[Start TASK INPUTS]
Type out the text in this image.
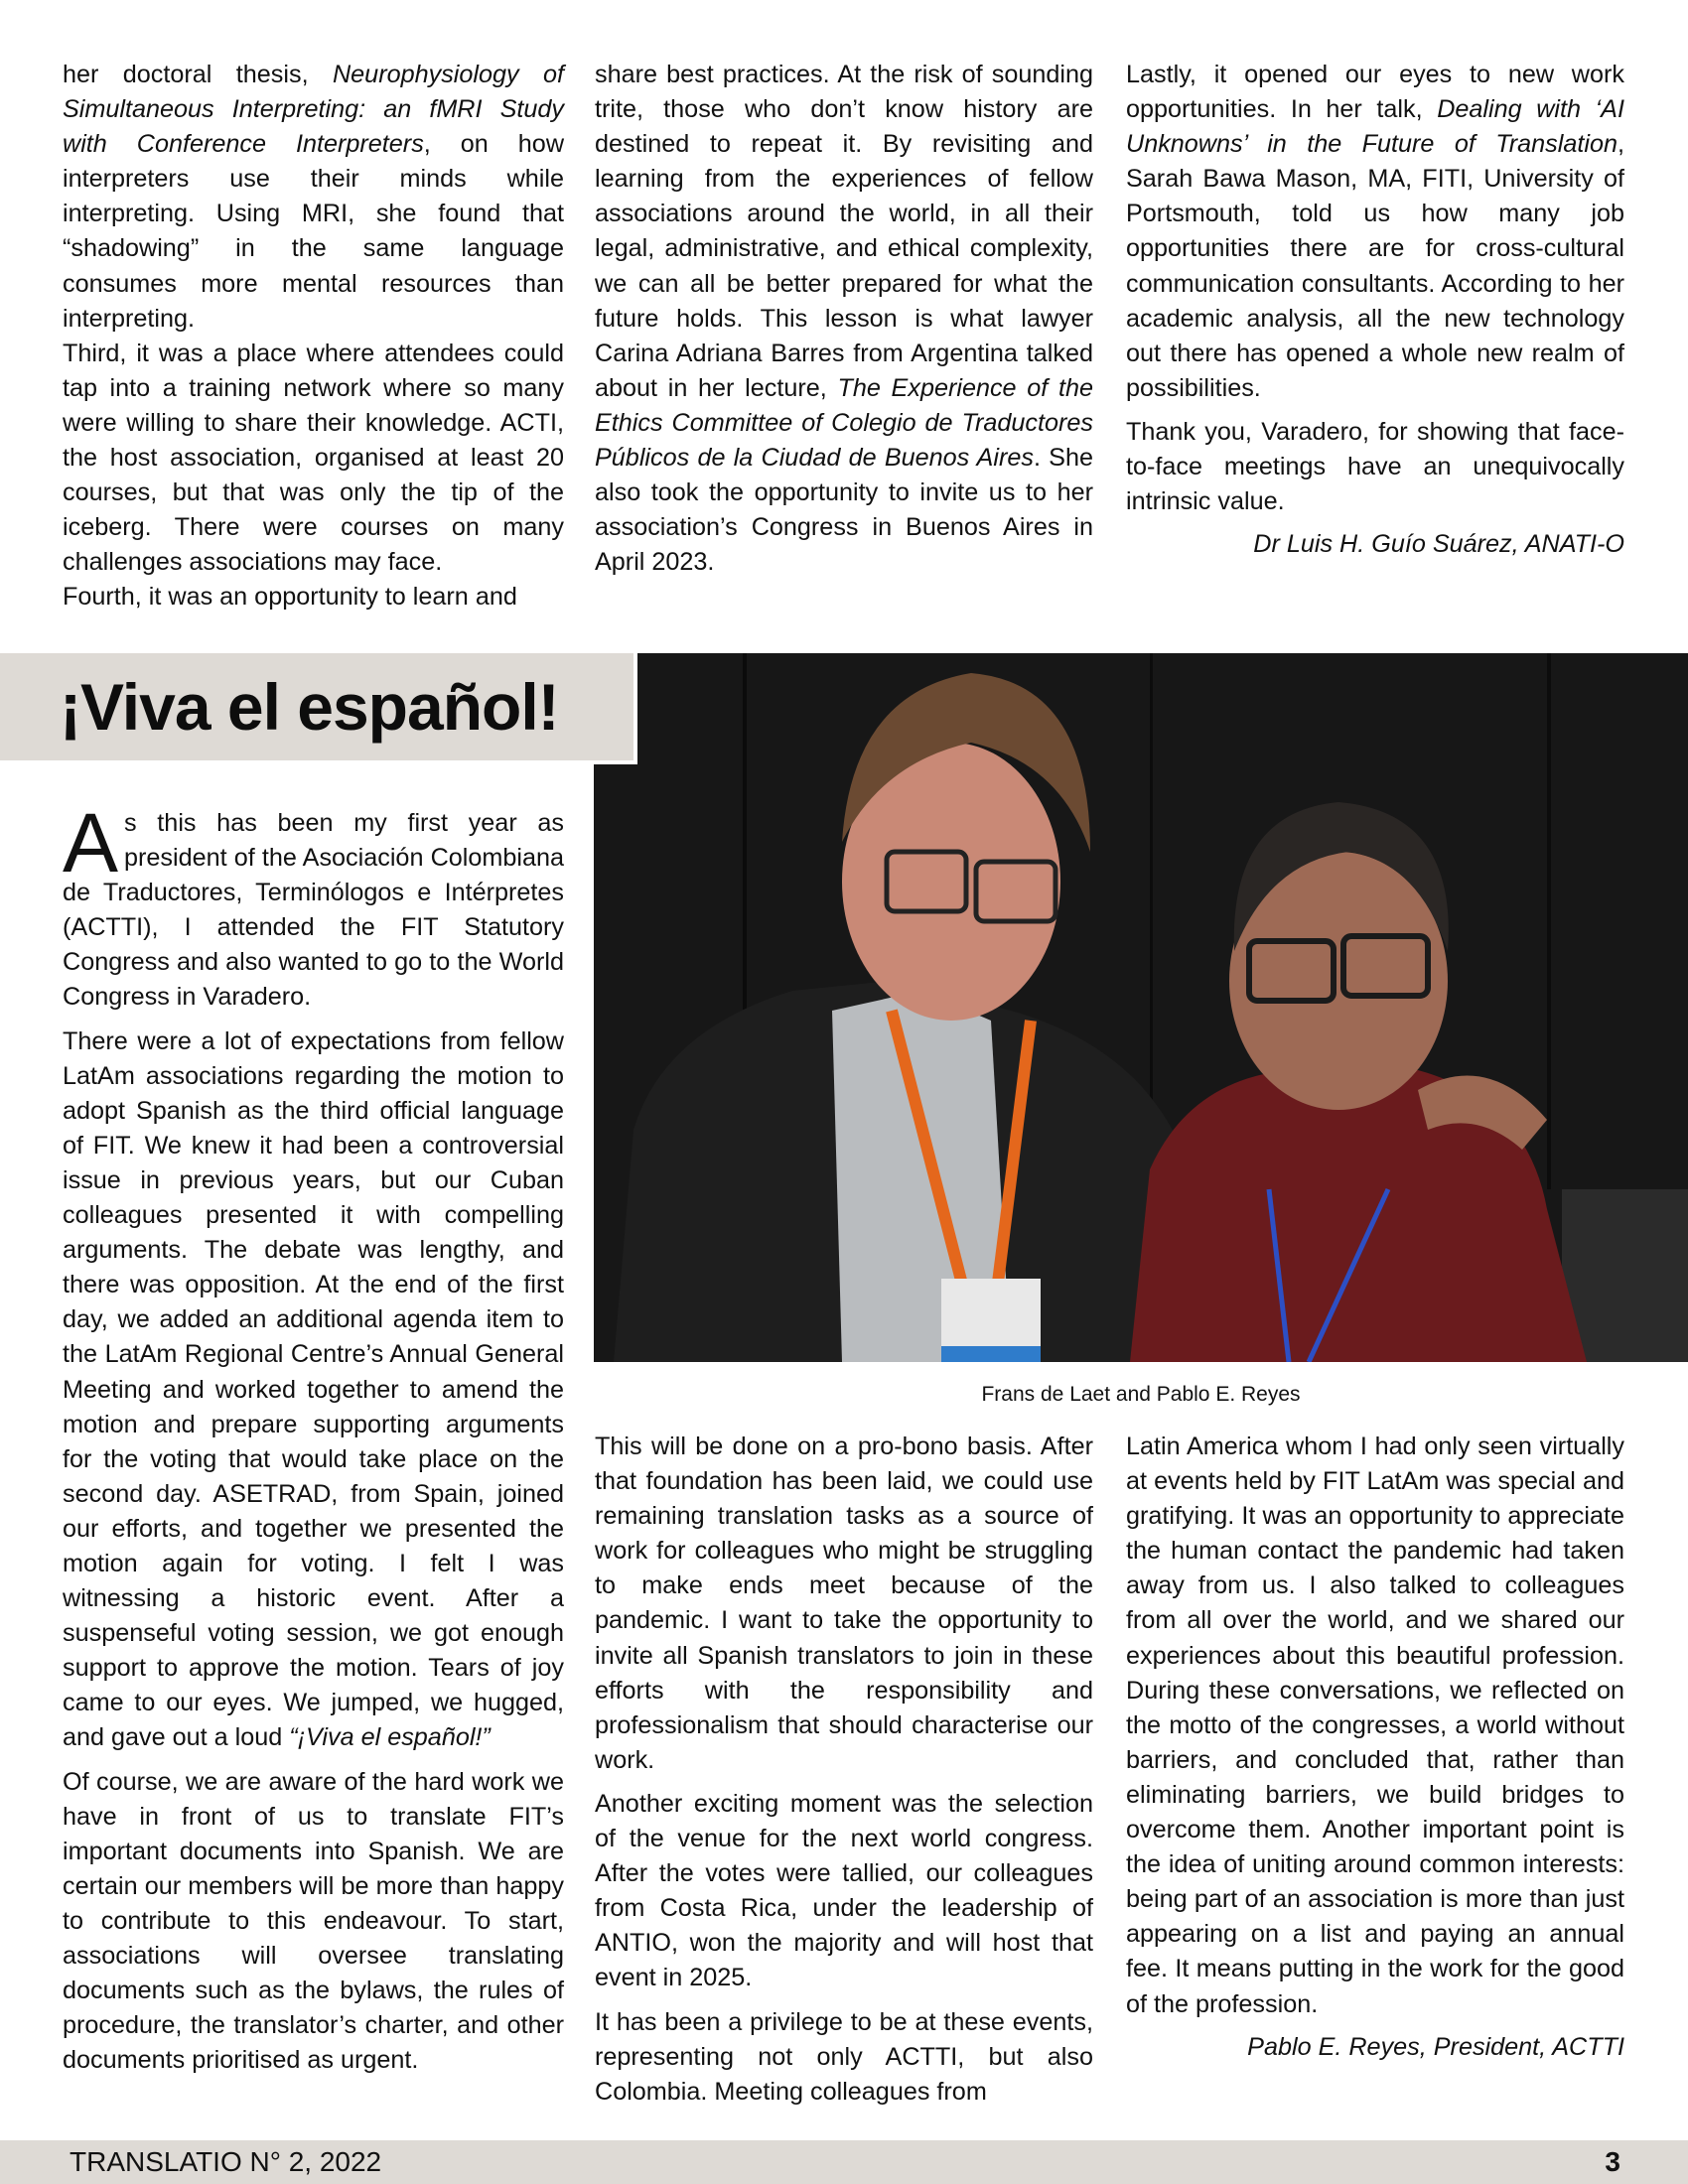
her doctoral thesis, Neurophysiology of Simultaneous Interpreting: an fMRI Study with Conference Interpreters, on how interpreters use their minds while interpreting. Using MRI, she found that “shadowing” in the same language consumes more mental resources than interpreting.

Third, it was a place where attendees could tap into a training network where so many were willing to share their knowledge. ACTI, the host association, organised at least 20 courses, but that was only the tip of the iceberg. There were courses on many challenges associations may face.

Fourth, it was an opportunity to learn and

share best practices. At the risk of sounding trite, those who don’t know history are destined to repeat it. By revisiting and learning from the experiences of fellow associations around the world, in all their legal, administrative, and ethical complexity, we can all be better prepared for what the future holds. This lesson is what lawyer Carina Adriana Barres from Argentina talked about in her lecture, The Experience of the Ethics Committee of Colegio de Traductores Públicos de la Ciudad de Buenos Aires. She also took the opportunity to invite us to her association’s Congress in Buenos Aires in April 2023.

Lastly, it opened our eyes to new work opportunities. In her talk, Dealing with ‘AI Unknowns’ in the Future of Translation, Sarah Bawa Mason, MA, FITI, University of Portsmouth, told us how many job opportunities there are for cross-cultural communication consultants. According to her academic analysis, all the new technology out there has opened a whole new realm of possibilities.

Thank you, Varadero, for showing that face-to-face meetings have an unequivocally intrinsic value.

Dr Luis H. Guío Suárez, ANATI-O

¡Viva el español!
Frans de Laet and Pablo E. Reyes

As this has been my first year as president of the Asociación Colombiana de Traductores, Terminólogos e Intérpretes (ACTTI), I attended the FIT Statutory Congress and also wanted to go to the World Congress in Varadero.

There were a lot of expectations from fellow LatAm associations regarding the motion to adopt Spanish as the third official language of FIT. We knew it had been a controversial issue in previous years, but our Cuban colleagues presented it with compelling arguments. The debate was lengthy, and there was opposition. At the end of the first day, we added an additional agenda item to the LatAm Regional Centre’s Annual General Meeting and worked together to amend the motion and prepare supporting arguments for the voting that would take place on the second day. ASETRAD, from Spain, joined our efforts, and together we presented the motion again for voting. I felt I was witnessing a historic event. After a suspenseful voting session, we got enough support to approve the motion. Tears of joy came to our eyes. We jumped, we hugged, and gave out a loud “¡Viva el español!”

Of course, we are aware of the hard work we have in front of us to translate FIT’s important documents into Spanish. We are certain our members will be more than happy to contribute to this endeavour. To start, associations will oversee translating documents such as the bylaws, the rules of procedure, the translator’s charter, and other documents prioritised as urgent.

This will be done on a pro-bono basis. After that foundation has been laid, we could use remaining translation tasks as a source of work for colleagues who might be struggling to make ends meet because of the pandemic. I want to take the opportunity to invite all Spanish translators to join in these efforts with the responsibility and professionalism that should characterise our work.

Another exciting moment was the selection of the venue for the next world congress. After the votes were tallied, our colleagues from Costa Rica, under the leadership of ANTIO, won the majority and will host that event in 2025.

It has been a privilege to be at these events, representing not only ACTTI, but also Colombia. Meeting colleagues from

Latin America whom I had only seen virtually at events held by FIT LatAm was special and gratifying. It was an opportunity to appreciate the human contact the pandemic had taken away from us. I also talked to colleagues from all over the world, and we shared our experiences about this beautiful profession. During these conversations, we reflected on the motto of the congresses, a world without barriers, and concluded that, rather than eliminating barriers, we build bridges to overcome them. Another important point is the idea of uniting around common interests: being part of an association is more than just appearing on a list and paying an annual fee. It means putting in the work for the good of the profession.

Pablo E. Reyes, President, ACTTI

TRANSLATIO N° 2, 2022	3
[End TASK INPUTS]
WHAT THIS TASK INVOLVES: Provide solely the number of lines in the data that include the word "Traductores".

ANSWER FOR THIS EXERCISE: 2